Jobs
A. Answer these from the passage about Sarah and Trent Shivley's investing with CDF Capital:
(i) What position does Trent currently hold at Southpoint Church?
(ii) Which of their funds did Trent suggest they invest personally, and to gain what?
(iii) What was Sarah's role when the couple decided to be more intentional with their finances?
B. Continue the passage about the Shivleys' investing with CDF Capital, picking up after its final sentence.
BEGIN Passage
Money can transform you. Or you can transform your money. When it comes to Transformational Capital, Sarah and Trent Shivley understand what it means to use their money for Kingdom impact.
It’s easy to get stuck thinking we don’t make enough, don’t have enough, and maybe if we just had a little more we could finally be generous or go after that one dream. But the Shivleys are proof that if we are faithful with little, God will trust us with more.
As a pastor and a stay-at-home mom, the Shivleys knew early on in their marriage that while they weren’t irresponsible with their money, they wanted to be more intentional with their finances so they could see God work through them.
Southpoint Church in Trenton, Michigan, where Trent is currently the Central Operations Minister, has partnered with CDF Capital for years now to fund the purchase of their buildings. After building a relationship with CDF Capital through Southpoint, Trent approached Sarah about becoming personal investors to earn bigger dividends on their emergency savings.
“We wanted to invest in something that was liquid but was going to have Kingdom impact.”
When it came to investing, partnering with CDF Capital was a no-brainer. They saw CDF Capital as a place that embodied their vision for capital, which is about so much more than finances.
“For me,” Trent said, “It’s about mission. It’s about purpose. We wanted to invest in something that was liquid but was going to give us a better return and go to Kingdom impact.”
CDF Capital’s approach to investing is what was attractive to them. “It’s spiritual. It’s leadership. It’s about the Kingdom,” Trent said.
END Passage
BEGIN Extracted data
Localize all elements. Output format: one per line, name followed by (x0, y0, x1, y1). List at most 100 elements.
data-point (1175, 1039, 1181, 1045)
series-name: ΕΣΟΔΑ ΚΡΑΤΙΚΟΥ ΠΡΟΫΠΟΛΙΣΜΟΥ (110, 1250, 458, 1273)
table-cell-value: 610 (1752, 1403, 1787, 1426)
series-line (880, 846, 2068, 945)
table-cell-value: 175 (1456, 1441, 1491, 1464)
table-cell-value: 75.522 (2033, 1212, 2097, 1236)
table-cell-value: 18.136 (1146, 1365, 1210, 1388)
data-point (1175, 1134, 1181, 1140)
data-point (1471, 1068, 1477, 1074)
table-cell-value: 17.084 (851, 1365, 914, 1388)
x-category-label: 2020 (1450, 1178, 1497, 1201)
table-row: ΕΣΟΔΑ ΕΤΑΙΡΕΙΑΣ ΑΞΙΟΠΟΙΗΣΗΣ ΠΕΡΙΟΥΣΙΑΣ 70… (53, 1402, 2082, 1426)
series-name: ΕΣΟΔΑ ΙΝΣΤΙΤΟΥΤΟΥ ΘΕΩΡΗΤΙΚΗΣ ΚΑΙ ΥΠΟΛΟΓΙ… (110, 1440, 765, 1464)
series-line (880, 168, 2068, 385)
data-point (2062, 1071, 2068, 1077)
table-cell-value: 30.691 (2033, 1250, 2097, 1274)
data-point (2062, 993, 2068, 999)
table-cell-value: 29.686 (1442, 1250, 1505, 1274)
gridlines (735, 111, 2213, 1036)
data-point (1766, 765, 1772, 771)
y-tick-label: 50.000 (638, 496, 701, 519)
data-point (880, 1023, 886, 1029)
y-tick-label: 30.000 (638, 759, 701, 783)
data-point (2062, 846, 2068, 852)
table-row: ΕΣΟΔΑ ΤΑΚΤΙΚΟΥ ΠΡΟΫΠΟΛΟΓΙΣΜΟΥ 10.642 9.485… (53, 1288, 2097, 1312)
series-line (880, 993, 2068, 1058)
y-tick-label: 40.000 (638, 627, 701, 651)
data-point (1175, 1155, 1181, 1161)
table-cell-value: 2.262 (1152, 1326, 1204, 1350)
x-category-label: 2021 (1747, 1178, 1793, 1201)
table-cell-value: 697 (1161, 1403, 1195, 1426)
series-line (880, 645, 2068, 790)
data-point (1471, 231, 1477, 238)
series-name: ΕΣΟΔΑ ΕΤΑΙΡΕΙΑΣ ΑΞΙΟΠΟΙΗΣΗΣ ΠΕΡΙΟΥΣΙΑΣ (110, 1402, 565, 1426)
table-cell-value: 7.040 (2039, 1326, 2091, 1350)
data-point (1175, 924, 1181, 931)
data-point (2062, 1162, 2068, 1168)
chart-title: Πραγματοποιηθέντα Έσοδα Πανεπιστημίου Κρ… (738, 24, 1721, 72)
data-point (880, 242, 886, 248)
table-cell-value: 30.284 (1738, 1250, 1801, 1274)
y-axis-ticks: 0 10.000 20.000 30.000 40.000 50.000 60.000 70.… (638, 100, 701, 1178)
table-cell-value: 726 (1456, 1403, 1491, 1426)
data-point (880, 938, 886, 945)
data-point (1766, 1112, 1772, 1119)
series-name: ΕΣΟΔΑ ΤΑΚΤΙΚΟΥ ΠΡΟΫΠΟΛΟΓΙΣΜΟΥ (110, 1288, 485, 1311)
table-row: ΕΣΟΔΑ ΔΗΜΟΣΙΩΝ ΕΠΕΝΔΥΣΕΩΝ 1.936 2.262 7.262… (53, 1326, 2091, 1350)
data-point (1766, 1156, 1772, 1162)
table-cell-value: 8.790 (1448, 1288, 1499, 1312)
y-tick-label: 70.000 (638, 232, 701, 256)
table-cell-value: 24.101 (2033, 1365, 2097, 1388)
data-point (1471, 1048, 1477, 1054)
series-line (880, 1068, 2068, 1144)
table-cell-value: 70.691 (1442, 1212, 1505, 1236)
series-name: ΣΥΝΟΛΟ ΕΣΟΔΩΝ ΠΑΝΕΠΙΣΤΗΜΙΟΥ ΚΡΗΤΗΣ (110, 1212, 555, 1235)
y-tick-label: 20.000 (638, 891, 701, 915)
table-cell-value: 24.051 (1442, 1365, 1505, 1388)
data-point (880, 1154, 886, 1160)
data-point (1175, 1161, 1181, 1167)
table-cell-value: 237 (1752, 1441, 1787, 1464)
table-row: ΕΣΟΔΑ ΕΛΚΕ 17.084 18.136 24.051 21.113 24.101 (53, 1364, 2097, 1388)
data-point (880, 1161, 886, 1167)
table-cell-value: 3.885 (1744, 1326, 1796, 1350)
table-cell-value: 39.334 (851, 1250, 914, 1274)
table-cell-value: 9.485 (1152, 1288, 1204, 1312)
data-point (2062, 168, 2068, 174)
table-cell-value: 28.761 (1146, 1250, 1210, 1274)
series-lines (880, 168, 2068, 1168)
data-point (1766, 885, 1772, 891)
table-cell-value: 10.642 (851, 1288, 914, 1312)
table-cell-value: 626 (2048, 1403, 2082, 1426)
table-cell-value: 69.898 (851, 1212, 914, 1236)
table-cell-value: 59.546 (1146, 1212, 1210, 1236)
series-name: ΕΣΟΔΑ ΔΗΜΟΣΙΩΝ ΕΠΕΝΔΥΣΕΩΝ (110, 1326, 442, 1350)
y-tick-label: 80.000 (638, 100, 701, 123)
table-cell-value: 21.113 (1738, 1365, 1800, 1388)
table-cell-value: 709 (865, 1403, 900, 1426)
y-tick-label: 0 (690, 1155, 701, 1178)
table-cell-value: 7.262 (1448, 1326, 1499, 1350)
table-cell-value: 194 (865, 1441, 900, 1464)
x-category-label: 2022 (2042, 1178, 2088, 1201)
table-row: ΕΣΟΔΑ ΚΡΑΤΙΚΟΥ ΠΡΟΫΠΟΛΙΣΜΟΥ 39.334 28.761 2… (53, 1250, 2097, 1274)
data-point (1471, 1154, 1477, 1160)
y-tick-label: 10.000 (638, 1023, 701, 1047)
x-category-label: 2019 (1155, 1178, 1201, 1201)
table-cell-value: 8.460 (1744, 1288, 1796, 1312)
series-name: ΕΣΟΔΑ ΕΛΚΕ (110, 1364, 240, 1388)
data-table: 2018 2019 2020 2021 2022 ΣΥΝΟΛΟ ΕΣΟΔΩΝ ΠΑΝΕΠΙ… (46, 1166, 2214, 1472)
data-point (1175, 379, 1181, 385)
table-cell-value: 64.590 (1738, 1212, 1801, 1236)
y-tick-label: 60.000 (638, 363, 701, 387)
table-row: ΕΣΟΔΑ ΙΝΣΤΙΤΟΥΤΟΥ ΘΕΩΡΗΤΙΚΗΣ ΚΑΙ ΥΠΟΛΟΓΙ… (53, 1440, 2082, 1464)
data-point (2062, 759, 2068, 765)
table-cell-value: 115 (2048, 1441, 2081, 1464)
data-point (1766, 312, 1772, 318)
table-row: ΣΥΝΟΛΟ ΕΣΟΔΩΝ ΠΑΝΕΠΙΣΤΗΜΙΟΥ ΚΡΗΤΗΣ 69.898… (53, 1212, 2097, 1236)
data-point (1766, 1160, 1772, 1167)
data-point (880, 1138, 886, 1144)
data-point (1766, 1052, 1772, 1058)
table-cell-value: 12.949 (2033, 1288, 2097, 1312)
END Extracted data
The answers
A.
(i) Central Operations Minister.
(ii) Their emergency savings, to earn bigger dividends.
(iii) She was a stay-at-home mom.

B.
Mark Senseman, Vice President of Ministry Development, said “Investors like the Shivleys love our mission of Helping Churches Grow. They don’t care what the name of the church is, as long as God gets the glory and Jesus is the main topic of conversation.”
The Shivley Family
Faithful with Little
In 2019, while visiting friends, the Shivleys felt an idea brewing—a way to take their passion for Kingdom impact to another level. Their friends took them to visit a coffee shop. Seeing how much this coffee shop did for the community got their attention.
They weren’t in a place to open a coffee shop, and they joke that they aren’t in a place now either. But they still wanted to pursue this new dream. They decided even if they couldn’t go big, they could start small. They developed a partnership with a roaster who has personal relationships with the farmers who supply the beans, and they began selling bags of beans online.
“Because we started small, we’re really learning, and God is helping us lay a foundation for business. That idea of when you’re faithful with little, you’ll be entrusted with more—God’s had His hand on us. We aren’t in a situation that would be over our heads.”
The Shivleys are committed to seeing where God will take them as they are faithful with what they already had access to. Together as a family, they can use their gifts and also get their children involved with bringing the dream to life.
“Having a common mission and purpose, as a couple and as a family has been really great for us,” Trent said.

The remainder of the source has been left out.